> AIM OF THE TASK
Copy out each line of the material below that holds the string "communs".

(Recorded data)
********************

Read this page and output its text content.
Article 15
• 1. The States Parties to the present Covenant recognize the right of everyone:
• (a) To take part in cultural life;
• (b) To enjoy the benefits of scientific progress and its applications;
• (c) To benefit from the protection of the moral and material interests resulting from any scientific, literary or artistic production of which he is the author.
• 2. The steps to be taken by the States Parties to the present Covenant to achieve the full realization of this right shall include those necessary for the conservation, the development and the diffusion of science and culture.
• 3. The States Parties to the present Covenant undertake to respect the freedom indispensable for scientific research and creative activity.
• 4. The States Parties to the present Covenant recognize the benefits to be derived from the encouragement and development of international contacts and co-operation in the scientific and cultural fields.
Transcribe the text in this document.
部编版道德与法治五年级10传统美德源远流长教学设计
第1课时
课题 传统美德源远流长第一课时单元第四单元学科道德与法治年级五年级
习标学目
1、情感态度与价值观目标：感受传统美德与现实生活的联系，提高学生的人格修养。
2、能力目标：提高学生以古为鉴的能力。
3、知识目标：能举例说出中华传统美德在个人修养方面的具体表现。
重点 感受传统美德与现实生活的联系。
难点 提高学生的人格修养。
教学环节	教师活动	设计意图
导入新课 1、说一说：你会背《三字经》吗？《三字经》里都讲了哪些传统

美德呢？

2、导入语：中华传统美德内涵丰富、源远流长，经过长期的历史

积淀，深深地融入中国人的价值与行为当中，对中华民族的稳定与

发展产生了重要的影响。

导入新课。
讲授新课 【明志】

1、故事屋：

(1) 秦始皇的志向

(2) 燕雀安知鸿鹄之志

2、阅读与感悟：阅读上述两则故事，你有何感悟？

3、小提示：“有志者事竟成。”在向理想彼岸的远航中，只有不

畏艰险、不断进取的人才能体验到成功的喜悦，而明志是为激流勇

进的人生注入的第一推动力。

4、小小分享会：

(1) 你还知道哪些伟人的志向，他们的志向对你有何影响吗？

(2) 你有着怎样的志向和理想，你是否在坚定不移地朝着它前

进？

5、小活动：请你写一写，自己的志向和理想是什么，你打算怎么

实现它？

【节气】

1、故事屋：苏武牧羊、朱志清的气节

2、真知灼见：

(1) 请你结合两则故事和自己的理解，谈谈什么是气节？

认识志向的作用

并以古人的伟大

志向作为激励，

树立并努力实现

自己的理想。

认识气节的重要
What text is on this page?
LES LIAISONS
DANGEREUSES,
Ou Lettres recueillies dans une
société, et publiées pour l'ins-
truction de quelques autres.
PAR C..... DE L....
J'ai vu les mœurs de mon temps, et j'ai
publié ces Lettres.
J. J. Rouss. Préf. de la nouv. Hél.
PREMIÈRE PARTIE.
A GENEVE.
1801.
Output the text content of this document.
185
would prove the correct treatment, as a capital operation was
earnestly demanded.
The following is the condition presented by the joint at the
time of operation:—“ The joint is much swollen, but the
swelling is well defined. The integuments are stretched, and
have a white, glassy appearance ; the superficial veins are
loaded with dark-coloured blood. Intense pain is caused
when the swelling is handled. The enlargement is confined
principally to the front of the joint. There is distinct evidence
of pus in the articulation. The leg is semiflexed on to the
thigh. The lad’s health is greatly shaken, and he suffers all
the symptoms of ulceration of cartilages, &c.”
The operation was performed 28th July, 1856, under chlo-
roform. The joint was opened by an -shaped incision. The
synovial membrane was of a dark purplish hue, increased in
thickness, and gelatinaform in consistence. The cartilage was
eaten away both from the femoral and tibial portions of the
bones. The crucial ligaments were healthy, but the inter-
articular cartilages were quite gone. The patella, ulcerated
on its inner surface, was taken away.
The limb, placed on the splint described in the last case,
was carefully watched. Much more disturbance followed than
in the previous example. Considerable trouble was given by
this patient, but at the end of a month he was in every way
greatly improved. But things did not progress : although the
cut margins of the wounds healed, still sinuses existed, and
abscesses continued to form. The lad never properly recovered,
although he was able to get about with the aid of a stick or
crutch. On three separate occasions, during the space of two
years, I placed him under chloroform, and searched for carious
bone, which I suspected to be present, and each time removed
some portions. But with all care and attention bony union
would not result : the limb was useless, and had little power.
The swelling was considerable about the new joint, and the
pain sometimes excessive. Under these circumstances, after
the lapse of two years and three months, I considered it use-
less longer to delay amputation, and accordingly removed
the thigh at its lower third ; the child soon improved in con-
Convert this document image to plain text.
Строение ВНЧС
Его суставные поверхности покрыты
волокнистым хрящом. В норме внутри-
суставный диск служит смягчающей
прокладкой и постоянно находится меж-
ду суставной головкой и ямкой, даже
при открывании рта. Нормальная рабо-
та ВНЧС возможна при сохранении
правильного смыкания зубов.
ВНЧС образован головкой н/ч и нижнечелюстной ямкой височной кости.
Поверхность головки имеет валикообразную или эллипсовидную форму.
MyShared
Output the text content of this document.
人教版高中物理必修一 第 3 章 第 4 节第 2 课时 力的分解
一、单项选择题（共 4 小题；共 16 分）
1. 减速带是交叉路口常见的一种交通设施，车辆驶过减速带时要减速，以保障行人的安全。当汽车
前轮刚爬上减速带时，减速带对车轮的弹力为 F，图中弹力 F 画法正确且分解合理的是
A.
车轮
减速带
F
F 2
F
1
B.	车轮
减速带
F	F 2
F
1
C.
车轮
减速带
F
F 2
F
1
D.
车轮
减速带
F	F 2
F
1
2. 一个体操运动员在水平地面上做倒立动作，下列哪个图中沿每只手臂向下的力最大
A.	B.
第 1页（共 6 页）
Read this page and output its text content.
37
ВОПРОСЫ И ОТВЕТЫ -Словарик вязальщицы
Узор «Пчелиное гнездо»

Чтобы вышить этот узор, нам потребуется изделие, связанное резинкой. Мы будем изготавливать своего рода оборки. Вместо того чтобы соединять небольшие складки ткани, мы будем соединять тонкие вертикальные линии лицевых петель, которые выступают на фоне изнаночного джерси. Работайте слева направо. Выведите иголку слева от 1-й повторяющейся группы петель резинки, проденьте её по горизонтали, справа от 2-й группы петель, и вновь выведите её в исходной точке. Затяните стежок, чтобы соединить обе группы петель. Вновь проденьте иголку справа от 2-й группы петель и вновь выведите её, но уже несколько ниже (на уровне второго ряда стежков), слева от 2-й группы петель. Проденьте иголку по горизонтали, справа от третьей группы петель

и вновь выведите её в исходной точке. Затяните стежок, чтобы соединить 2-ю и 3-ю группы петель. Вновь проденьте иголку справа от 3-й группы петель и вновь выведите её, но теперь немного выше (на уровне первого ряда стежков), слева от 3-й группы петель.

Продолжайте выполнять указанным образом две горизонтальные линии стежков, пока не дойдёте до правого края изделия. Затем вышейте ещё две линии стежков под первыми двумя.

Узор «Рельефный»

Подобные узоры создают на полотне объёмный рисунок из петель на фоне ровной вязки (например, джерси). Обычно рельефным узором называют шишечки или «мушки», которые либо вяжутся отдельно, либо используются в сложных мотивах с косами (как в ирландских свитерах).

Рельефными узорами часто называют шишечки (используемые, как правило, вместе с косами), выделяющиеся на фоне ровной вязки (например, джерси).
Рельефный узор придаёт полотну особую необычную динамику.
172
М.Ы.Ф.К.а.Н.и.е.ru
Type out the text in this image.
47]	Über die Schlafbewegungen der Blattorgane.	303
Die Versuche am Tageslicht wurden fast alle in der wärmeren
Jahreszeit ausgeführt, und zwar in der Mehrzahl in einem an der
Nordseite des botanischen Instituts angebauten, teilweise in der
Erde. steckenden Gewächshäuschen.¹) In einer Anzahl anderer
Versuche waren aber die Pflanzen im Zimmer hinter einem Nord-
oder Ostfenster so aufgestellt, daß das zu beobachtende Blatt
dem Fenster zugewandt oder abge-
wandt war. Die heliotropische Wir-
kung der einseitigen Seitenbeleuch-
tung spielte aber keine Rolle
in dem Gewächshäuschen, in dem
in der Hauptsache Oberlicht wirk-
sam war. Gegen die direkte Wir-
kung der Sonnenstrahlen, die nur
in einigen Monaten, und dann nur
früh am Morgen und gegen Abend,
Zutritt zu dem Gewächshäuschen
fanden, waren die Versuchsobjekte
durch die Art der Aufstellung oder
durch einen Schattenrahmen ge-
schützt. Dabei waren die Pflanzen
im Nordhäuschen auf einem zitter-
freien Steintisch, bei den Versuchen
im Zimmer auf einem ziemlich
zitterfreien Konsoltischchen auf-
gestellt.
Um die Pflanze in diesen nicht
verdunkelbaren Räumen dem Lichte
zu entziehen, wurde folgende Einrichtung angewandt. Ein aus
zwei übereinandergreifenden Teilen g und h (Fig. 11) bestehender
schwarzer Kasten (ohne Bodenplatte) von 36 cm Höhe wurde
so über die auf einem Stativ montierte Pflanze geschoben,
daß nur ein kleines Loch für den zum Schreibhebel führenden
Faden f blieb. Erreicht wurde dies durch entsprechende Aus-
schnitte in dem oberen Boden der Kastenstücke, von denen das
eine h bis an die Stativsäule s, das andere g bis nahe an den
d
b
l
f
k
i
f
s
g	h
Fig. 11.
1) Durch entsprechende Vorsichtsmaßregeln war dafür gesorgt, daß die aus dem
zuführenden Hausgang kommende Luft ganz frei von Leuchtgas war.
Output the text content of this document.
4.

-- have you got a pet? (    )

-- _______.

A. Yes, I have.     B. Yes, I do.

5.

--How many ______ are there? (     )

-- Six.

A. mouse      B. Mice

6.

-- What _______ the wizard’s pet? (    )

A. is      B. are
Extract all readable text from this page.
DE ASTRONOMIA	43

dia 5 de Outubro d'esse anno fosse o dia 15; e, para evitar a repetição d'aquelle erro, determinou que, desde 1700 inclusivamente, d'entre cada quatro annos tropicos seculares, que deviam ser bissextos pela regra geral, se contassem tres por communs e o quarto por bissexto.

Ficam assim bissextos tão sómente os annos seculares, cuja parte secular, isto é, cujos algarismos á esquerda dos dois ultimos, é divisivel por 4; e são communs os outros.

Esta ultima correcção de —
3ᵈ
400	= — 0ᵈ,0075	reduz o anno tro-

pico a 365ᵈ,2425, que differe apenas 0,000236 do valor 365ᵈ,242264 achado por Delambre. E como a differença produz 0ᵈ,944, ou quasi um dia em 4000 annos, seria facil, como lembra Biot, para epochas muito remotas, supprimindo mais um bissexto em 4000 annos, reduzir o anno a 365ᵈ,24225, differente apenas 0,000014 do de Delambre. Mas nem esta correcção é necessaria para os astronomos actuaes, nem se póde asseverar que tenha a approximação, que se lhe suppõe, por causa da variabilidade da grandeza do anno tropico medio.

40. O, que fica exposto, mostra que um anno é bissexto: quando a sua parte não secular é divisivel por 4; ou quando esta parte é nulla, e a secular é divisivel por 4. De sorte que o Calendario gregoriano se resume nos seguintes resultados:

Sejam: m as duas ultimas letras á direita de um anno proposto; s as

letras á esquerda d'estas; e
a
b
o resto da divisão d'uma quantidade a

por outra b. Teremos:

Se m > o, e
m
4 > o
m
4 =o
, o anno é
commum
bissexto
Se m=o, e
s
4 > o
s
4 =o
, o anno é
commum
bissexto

********************

> RESULT FOR THIS EXERCISE
dia 5 de Outubro d'esse anno fosse o dia 15; e, para evitar a repetição d'aquelle erro, determinou que, desde 1700 inclusivamente, d'entre cada quatro annos tropicos seculares, que deviam ser bissextos pela regra geral, se contassem tres por communs e o quarto por bissexto.
Ficam assim bissextos tão sómente os annos seculares, cuja parte secular, isto é, cujos algarismos á esquerda dos dois ultimos, é divisivel por 4; e são communs os outros.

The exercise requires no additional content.